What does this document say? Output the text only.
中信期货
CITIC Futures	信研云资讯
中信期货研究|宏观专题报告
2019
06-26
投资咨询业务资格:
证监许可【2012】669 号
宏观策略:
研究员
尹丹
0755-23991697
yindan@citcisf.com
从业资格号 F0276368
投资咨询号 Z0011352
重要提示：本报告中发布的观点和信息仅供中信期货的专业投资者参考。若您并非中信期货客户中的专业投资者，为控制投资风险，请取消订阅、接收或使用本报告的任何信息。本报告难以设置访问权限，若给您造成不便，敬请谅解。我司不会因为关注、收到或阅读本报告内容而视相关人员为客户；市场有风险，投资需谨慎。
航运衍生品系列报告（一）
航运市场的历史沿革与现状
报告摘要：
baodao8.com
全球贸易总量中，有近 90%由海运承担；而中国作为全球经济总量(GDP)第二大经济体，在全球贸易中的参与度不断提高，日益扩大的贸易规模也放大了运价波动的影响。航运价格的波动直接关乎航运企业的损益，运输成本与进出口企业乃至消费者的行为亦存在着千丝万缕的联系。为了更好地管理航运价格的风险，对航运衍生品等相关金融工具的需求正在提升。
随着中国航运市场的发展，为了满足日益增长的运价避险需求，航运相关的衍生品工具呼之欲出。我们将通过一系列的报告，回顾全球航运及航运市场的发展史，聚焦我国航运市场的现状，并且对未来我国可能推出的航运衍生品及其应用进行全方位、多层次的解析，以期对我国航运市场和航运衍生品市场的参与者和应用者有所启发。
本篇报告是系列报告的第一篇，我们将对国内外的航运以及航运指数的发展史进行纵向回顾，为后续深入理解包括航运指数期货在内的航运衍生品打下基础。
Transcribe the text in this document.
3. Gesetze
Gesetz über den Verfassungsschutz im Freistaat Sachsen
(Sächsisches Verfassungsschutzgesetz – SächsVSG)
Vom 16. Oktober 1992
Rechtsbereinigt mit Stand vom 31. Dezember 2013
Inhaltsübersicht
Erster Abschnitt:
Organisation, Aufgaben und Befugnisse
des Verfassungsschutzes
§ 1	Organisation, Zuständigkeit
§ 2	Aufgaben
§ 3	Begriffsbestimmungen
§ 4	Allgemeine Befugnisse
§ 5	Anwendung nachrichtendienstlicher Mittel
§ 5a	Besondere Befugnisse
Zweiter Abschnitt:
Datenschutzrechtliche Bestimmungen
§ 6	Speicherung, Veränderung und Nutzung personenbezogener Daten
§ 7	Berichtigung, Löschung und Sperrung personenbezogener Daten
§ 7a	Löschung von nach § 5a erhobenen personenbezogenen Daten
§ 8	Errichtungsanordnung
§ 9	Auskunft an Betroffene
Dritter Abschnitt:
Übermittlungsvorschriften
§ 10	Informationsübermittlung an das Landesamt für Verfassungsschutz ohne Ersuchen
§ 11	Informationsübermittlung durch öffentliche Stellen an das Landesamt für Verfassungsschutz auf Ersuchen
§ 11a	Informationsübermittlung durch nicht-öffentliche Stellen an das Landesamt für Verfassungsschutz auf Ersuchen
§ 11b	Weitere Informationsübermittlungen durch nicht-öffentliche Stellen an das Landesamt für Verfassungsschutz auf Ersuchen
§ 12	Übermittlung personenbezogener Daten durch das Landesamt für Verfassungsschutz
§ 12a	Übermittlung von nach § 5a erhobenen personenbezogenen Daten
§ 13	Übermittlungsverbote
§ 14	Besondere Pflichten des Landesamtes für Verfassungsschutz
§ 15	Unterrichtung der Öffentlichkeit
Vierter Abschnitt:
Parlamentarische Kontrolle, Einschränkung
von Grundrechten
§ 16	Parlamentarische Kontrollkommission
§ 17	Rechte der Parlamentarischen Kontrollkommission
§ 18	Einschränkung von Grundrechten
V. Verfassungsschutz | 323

...

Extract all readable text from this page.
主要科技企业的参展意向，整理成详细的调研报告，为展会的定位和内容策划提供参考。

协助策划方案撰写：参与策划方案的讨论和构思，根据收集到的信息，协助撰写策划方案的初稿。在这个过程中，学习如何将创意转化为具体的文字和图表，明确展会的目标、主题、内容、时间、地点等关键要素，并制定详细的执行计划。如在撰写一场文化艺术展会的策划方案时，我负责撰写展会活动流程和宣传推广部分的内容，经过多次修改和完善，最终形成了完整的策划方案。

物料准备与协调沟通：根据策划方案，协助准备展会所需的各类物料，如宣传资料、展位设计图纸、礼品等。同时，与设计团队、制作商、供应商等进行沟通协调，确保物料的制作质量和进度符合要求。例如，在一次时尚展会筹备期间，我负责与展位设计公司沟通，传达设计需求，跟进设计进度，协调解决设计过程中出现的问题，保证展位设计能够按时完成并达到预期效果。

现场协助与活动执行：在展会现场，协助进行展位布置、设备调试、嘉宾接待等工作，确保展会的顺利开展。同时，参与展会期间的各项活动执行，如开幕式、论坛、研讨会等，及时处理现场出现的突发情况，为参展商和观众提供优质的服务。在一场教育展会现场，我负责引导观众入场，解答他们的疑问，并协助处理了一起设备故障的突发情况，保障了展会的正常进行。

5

=== What the task requires ===
Copy out every line of the data that includes "Befugnisse".

=== Answer to this task ===
Organisation, Aufgaben und Befugnisse
§ 4	Allgemeine Befugnisse
§ 5a	Besondere Befugnisse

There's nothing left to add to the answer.